──────── Data provided ────────

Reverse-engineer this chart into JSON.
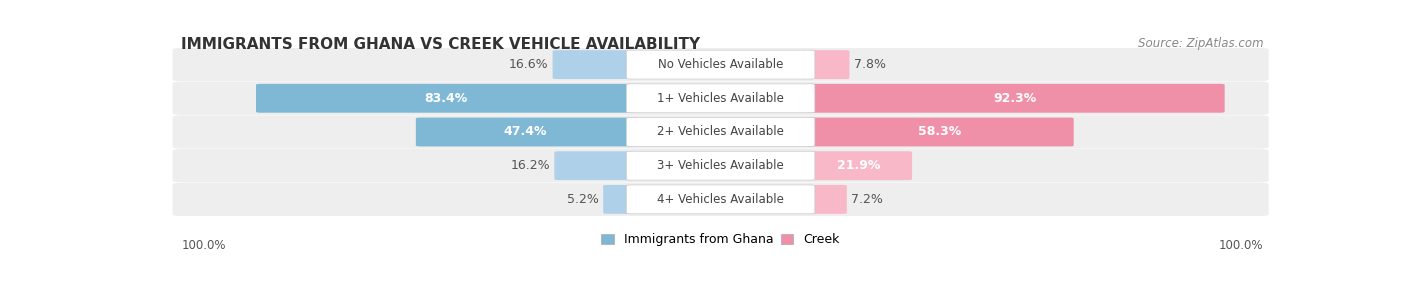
{
  "title": "IMMIGRANTS FROM GHANA VS CREEK VEHICLE AVAILABILITY",
  "source": "Source: ZipAtlas.com",
  "categories": [
    "No Vehicles Available",
    "1+ Vehicles Available",
    "2+ Vehicles Available",
    "3+ Vehicles Available",
    "4+ Vehicles Available"
  ],
  "ghana_values": [
    16.6,
    83.4,
    47.4,
    16.2,
    5.2
  ],
  "creek_values": [
    7.8,
    92.3,
    58.3,
    21.9,
    7.2
  ],
  "ghana_color": "#7eb8d4",
  "creek_color": "#f090a8",
  "ghana_light_color": "#aed0e8",
  "creek_light_color": "#f8b8c8",
  "row_bg_color": "#eeeeee",
  "label_font_size": 9,
  "title_font_size": 11,
  "source_font_size": 8.5,
  "legend_ghana": "Immigrants from Ghana",
  "legend_creek": "Creek",
  "left_label": "100.0%",
  "right_label": "100.0%"
}
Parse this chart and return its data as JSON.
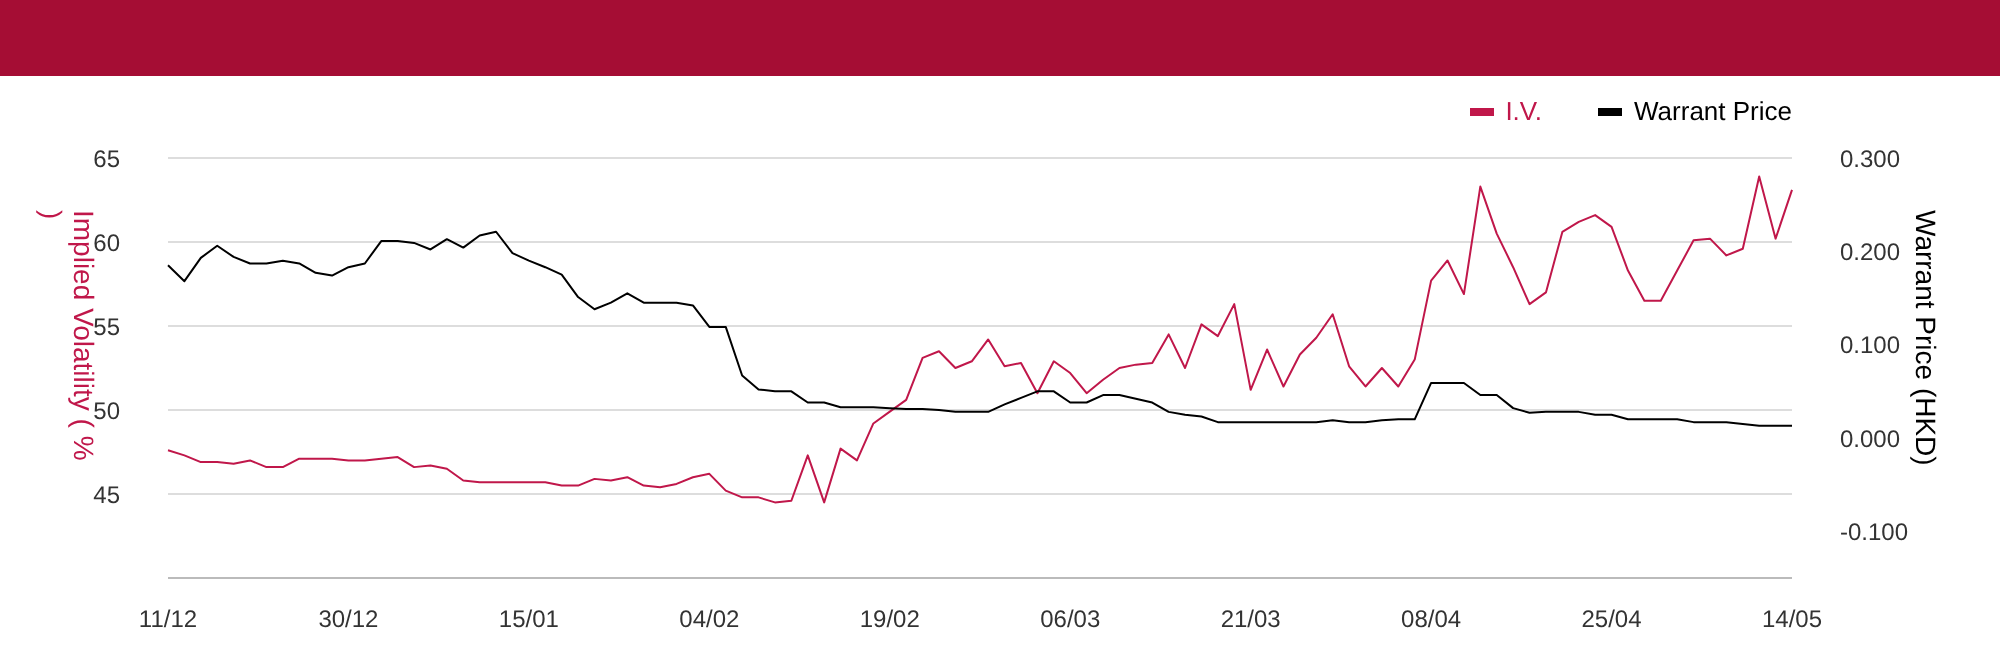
{
  "chart_data": {
    "type": "line",
    "categories": [
      "11/12",
      null,
      null,
      null,
      null,
      null,
      null,
      null,
      null,
      null,
      null,
      "30/12",
      null,
      null,
      null,
      null,
      null,
      null,
      null,
      null,
      null,
      null,
      "15/01",
      null,
      null,
      null,
      null,
      null,
      null,
      null,
      null,
      null,
      null,
      "04/02",
      null,
      null,
      null,
      null,
      null,
      null,
      null,
      null,
      null,
      null,
      "19/02",
      null,
      null,
      null,
      null,
      null,
      null,
      null,
      null,
      null,
      null,
      "06/03",
      null,
      null,
      null,
      null,
      null,
      null,
      null,
      null,
      null,
      null,
      "21/03",
      null,
      null,
      null,
      null,
      null,
      null,
      null,
      null,
      null,
      null,
      "08/04",
      null,
      null,
      null,
      null,
      null,
      null,
      null,
      null,
      null,
      null,
      "25/04",
      null,
      null,
      null,
      null,
      null,
      null,
      null,
      null,
      null,
      null,
      "14/05"
    ],
    "series": [
      {
        "name": "I.V.",
        "color": "#c0174a",
        "axis": "y",
        "values": [
          47.6,
          47.3,
          46.9,
          46.9,
          46.8,
          47.0,
          46.6,
          46.6,
          47.1,
          47.1,
          47.1,
          47.0,
          47.0,
          47.1,
          47.2,
          46.6,
          46.7,
          46.5,
          45.8,
          45.7,
          45.7,
          45.7,
          45.7,
          45.7,
          45.5,
          45.5,
          45.9,
          45.8,
          46.0,
          45.5,
          45.4,
          45.6,
          46.0,
          46.2,
          45.2,
          44.8,
          44.8,
          44.5,
          44.6,
          47.3,
          44.5,
          47.7,
          47.0,
          49.2,
          49.9,
          50.6,
          53.1,
          53.5,
          52.5,
          52.9,
          54.2,
          52.6,
          52.8,
          51.0,
          52.9,
          52.2,
          51.0,
          51.8,
          52.5,
          52.7,
          52.8,
          54.5,
          52.5,
          55.1,
          54.4,
          56.3,
          51.2,
          53.6,
          51.4,
          53.3,
          54.3,
          55.7,
          52.6,
          51.4,
          52.5,
          51.4,
          53.0,
          57.7,
          58.9,
          56.9,
          63.3,
          60.5,
          58.5,
          56.3,
          57.0,
          60.6,
          61.2,
          61.6,
          60.9,
          58.3,
          56.5,
          56.5,
          58.3,
          60.1,
          60.2,
          59.2,
          59.6,
          63.9,
          60.2,
          63.1
        ]
      },
      {
        "name": "Warrant Price",
        "color": "#000000",
        "axis": "y2",
        "values": [
          0.185,
          0.168,
          0.193,
          0.206,
          0.194,
          0.187,
          0.187,
          0.19,
          0.187,
          0.177,
          0.174,
          0.183,
          0.187,
          0.211,
          0.211,
          0.209,
          0.202,
          0.213,
          0.204,
          0.217,
          0.221,
          0.198,
          0.19,
          0.183,
          0.175,
          0.151,
          0.138,
          0.145,
          0.155,
          0.145,
          0.145,
          0.145,
          0.142,
          0.119,
          0.119,
          0.067,
          0.052,
          0.05,
          0.05,
          0.038,
          0.038,
          0.033,
          0.033,
          0.033,
          0.032,
          0.031,
          0.031,
          0.03,
          0.028,
          0.028,
          0.028,
          0.036,
          0.043,
          0.05,
          0.05,
          0.038,
          0.038,
          0.046,
          0.046,
          0.042,
          0.038,
          0.028,
          0.025,
          0.023,
          0.017,
          0.017,
          0.017,
          0.017,
          0.017,
          0.017,
          0.017,
          0.019,
          0.017,
          0.017,
          0.019,
          0.02,
          0.02,
          0.059,
          0.059,
          0.059,
          0.046,
          0.046,
          0.032,
          0.027,
          0.028,
          0.028,
          0.028,
          0.025,
          0.025,
          0.02,
          0.02,
          0.02,
          0.02,
          0.017,
          0.017,
          0.017,
          0.015,
          0.013,
          0.013,
          0.013
        ]
      }
    ],
    "ylabel": "Implied Volatility ( % )",
    "y2label": "Warrant Price (HKD)",
    "ylim": [
      40,
      65
    ],
    "yticks": [
      45,
      50,
      55,
      60,
      65
    ],
    "y2lim": [
      -0.15,
      0.3
    ],
    "y2ticks": [
      {
        "value": -0.1,
        "label": "-0.100"
      },
      {
        "value": 0,
        "label": "0.000"
      },
      {
        "value": 0.1,
        "label": "0.100"
      },
      {
        "value": 0.2,
        "label": "0.200"
      },
      {
        "value": 0.3,
        "label": "0.300"
      }
    ],
    "grid": "y",
    "legend": "top right",
    "line_style": "solid"
  }
}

────────

#### Prompt
Pictures don't belong in the copy. Transcribe every record exactly as it appears.

#### Task solution
Reverse-engineer this chart into JSON.
{
  "title": "IMMIGRANTS FROM GHANA VS CREEK VEHICLE AVAILABILITY",
  "source": "Source: ZipAtlas.com",
  "categories": [
    "No Vehicles Available",
    "1+ Vehicles Available",
    "2+ Vehicles Available",
    "3+ Vehicles Available",
    "4+ Vehicles Available"
  ],
  "ghana_values": [
    16.6,
    83.4,
    47.4,
    16.2,
    5.2
  ],
  "creek_values": [
    7.8,
    92.3,
    58.3,
    21.9,
    7.2
  ],
  "ghana_color": "#7eb8d4",
  "creek_color": "#f090a8",
  "ghana_light_color": "#aed0e8",
  "creek_light_color": "#f8b8c8",
  "row_bg_color": "#eeeeee",
  "label_font_size": 9,
  "title_font_size": 11,
  "source_font_size": 8.5,
  "legend_ghana": "Immigrants from Ghana",
  "legend_creek": "Creek",
  "left_label": "100.0%",
  "right_label": "100.0%"
}
Parse this chart and return its data as JSON.
{
  "chart_data": {
    "type": "line",
    "categories": [
      "11/12",
      null,
      null,
      null,
      null,
      null,
      null,
      null,
      null,
      null,
      null,
      "30/12",
      null,
      null,
      null,
      null,
      null,
      null,
      null,
      null,
      null,
      null,
      "15/01",
      null,
      null,
      null,
      null,
      null,
      null,
      null,
      null,
      null,
      null,
      "04/02",
      null,
      null,
      null,
      null,
      null,
      null,
      null,
      null,
      null,
      null,
      "19/02",
      null,
      null,
      null,
      null,
      null,
      null,
      null,
      null,
      null,
      null,
      "06/03",
      null,
      null,
      null,
      null,
      null,
      null,
      null,
      null,
      null,
      null,
      "21/03",
      null,
      null,
      null,
      null,
      null,
      null,
      null,
      null,
      null,
      null,
      "08/04",
      null,
      null,
      null,
      null,
      null,
      null,
      null,
      null,
      null,
      null,
      "25/04",
      null,
      null,
      null,
      null,
      null,
      null,
      null,
      null,
      null,
      null,
      "14/05"
    ],
    "series": [
      {
        "name": "I.V.",
        "color": "#c0174a",
        "axis": "y",
        "values": [
          47.6,
          47.3,
          46.9,
          46.9,
          46.8,
          47.0,
          46.6,
          46.6,
          47.1,
          47.1,
          47.1,
          47.0,
          47.0,
          47.1,
          47.2,
          46.6,
          46.7,
          46.5,
          45.8,
          45.7,
          45.7,
          45.7,
          45.7,
          45.7,
          45.5,
          45.5,
          45.9,
          45.8,
          46.0,
          45.5,
          45.4,
          45.6,
          46.0,
          46.2,
          45.2,
          44.8,
          44.8,
          44.5,
          44.6,
          47.3,
          44.5,
          47.7,
          47.0,
          49.2,
          49.9,
          50.6,
          53.1,
          53.5,
          52.5,
          52.9,
          54.2,
          52.6,
          52.8,
          51.0,
          52.9,
          52.2,
          51.0,
          51.8,
          52.5,
          52.7,
          52.8,
          54.5,
          52.5,
          55.1,
          54.4,
          56.3,
          51.2,
          53.6,
          51.4,
          53.3,
          54.3,
          55.7,
          52.6,
          51.4,
          52.5,
          51.4,
          53.0,
          57.7,
          58.9,
          56.9,
          63.3,
          60.5,
          58.5,
          56.3,
          57.0,
          60.6,
          61.2,
          61.6,
          60.9,
          58.3,
          56.5,
          56.5,
          58.3,
          60.1,
          60.2,
          59.2,
          59.6,
          63.9,
          60.2,
          63.1
        ]
      },
      {
        "name": "Warrant Price",
        "color": "#000000",
        "axis": "y2",
        "values": [
          0.185,
          0.168,
          0.193,
          0.206,
          0.194,
          0.187,
          0.187,
          0.19,
          0.187,
          0.177,
          0.174,
          0.183,
          0.187,
          0.211,
          0.211,
          0.209,
          0.202,
          0.213,
          0.204,
          0.217,
          0.221,
          0.198,
          0.19,
          0.183,
          0.175,
          0.151,
          0.138,
          0.145,
          0.155,
          0.145,
          0.145,
          0.145,
          0.142,
          0.119,
          0.119,
          0.067,
          0.052,
          0.05,
          0.05,
          0.038,
          0.038,
          0.033,
          0.033,
          0.033,
          0.032,
          0.031,
          0.031,
          0.03,
          0.028,
          0.028,
          0.028,
          0.036,
          0.043,
          0.05,
          0.05,
          0.038,
          0.038,
          0.046,
          0.046,
          0.042,
          0.038,
          0.028,
          0.025,
          0.023,
          0.017,
          0.017,
          0.017,
          0.017,
          0.017,
          0.017,
          0.017,
          0.019,
          0.017,
          0.017,
          0.019,
          0.02,
          0.02,
          0.059,
          0.059,
          0.059,
          0.046,
          0.046,
          0.032,
          0.027,
          0.028,
          0.028,
          0.028,
          0.025,
          0.025,
          0.02,
          0.02,
          0.02,
          0.02,
          0.017,
          0.017,
          0.017,
          0.015,
          0.013,
          0.013,
          0.013
        ]
      }
    ],
    "ylabel": "Implied Volatility ( % )",
    "y2label": "Warrant Price (HKD)",
    "ylim": [
      40,
      65
    ],
    "yticks": [
      45,
      50,
      55,
      60,
      65
    ],
    "y2lim": [
      -0.15,
      0.3
    ],
    "y2ticks": [
      {
        "value": -0.1,
        "label": "-0.100"
      },
      {
        "value": 0,
        "label": "0.000"
      },
      {
        "value": 0.1,
        "label": "0.100"
      },
      {
        "value": 0.2,
        "label": "0.200"
      },
      {
        "value": 0.3,
        "label": "0.300"
      }
    ],
    "grid": "y",
    "legend": "top right",
    "line_style": "solid"
  }
}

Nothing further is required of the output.